**What to work on:**
Return all lines in the material below that contain "color".

═══ Data supplied ═══

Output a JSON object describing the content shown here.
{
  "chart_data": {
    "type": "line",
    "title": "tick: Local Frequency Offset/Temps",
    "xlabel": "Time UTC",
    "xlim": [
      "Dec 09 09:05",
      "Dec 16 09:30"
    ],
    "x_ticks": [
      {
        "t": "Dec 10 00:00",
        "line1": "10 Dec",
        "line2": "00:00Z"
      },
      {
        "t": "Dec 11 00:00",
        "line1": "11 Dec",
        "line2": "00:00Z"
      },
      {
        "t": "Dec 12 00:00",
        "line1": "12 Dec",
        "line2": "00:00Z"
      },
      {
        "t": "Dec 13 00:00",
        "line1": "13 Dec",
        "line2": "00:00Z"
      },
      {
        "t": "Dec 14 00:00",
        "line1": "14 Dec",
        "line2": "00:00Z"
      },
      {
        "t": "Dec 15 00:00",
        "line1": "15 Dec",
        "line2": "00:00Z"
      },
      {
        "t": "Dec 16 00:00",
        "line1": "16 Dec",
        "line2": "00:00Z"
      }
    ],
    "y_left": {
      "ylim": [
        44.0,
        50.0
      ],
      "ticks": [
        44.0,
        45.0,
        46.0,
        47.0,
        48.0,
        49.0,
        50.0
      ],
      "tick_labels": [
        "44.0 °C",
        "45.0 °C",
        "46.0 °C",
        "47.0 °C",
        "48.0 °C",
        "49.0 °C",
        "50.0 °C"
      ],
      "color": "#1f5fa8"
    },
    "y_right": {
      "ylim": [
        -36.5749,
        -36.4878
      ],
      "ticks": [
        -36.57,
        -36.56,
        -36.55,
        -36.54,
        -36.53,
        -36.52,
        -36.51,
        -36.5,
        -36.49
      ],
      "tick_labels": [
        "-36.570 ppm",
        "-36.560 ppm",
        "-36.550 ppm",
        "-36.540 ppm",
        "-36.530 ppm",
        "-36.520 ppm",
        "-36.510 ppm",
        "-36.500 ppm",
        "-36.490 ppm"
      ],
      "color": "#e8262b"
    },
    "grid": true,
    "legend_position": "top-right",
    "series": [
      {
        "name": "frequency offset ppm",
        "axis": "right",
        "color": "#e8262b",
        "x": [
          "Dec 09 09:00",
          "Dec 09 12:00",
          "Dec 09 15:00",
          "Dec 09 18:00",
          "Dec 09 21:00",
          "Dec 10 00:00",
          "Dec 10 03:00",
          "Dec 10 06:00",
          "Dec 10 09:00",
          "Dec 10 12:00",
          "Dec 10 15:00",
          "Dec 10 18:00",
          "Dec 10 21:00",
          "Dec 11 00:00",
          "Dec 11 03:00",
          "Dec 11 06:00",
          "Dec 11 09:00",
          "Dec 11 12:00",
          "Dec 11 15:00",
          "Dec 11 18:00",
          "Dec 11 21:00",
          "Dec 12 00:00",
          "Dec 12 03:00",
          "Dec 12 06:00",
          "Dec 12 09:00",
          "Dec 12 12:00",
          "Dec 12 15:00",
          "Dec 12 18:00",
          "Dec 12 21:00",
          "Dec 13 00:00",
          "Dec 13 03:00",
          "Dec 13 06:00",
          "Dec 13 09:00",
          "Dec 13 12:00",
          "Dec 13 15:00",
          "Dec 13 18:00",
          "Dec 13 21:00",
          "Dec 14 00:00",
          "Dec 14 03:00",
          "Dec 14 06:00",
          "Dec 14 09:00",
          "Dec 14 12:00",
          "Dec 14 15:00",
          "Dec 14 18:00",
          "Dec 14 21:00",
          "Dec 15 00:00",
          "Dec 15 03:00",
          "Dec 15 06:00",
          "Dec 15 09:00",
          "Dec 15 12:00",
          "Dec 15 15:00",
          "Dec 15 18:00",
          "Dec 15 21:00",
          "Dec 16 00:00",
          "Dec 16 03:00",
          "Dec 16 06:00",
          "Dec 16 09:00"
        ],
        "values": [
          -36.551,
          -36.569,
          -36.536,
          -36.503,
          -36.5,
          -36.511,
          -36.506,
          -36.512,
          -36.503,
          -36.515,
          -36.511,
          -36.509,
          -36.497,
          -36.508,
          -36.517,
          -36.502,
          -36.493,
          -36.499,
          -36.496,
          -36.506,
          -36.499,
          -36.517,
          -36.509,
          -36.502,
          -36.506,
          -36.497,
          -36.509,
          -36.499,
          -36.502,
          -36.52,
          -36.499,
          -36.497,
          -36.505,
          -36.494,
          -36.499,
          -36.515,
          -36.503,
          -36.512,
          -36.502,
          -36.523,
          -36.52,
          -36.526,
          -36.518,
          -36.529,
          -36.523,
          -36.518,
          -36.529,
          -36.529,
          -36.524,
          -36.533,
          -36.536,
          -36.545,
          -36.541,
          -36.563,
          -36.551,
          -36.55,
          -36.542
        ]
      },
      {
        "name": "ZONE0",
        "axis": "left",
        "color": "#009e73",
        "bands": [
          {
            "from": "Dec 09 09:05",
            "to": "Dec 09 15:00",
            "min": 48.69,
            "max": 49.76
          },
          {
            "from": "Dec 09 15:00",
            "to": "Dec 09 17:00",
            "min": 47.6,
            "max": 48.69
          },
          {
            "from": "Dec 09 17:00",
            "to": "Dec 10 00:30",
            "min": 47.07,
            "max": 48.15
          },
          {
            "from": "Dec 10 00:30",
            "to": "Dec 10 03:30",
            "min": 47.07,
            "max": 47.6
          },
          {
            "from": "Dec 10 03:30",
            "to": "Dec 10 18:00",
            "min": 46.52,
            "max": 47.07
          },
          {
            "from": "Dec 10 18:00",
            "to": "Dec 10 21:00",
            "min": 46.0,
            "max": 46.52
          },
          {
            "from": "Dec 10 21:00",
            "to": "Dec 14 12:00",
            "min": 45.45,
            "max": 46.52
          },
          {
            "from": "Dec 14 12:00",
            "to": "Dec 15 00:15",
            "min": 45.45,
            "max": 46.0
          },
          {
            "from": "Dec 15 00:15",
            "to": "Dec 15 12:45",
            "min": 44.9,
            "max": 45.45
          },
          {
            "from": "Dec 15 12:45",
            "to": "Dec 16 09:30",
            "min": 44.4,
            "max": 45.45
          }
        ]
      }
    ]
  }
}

═══

**Complete output:**
      "color": "#1f5fa8"
      "color": "#e8262b"
        "color": "#e8262b",
        "color": "#009e73",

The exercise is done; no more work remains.